TASK TO CARRY OUT: Within the material below, find each line bearing the word "this" and present it.

## start

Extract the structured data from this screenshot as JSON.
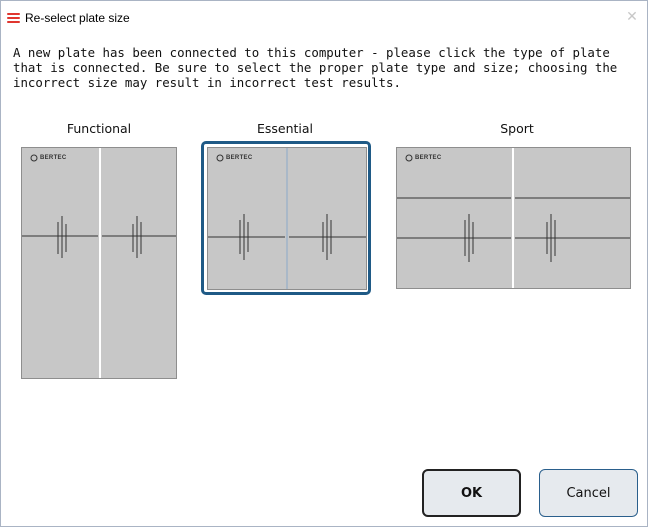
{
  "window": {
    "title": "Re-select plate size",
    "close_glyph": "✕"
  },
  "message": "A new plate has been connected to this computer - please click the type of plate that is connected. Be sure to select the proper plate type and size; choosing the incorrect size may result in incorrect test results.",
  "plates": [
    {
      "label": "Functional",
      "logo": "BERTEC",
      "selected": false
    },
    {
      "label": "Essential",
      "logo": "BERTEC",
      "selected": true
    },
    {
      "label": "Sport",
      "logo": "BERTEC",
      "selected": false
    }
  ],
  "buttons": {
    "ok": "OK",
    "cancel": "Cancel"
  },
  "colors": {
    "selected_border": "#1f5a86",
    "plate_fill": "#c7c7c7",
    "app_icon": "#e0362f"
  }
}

## end

TASK OUTPUT:
Extract the structured data from this screenshot as JSON.
  "message": "A new plate has been connected to this computer - please click the type of plate that is connected. Be sure to select the proper plate type and size; choosing the incorrect size may result in incorrect test results.",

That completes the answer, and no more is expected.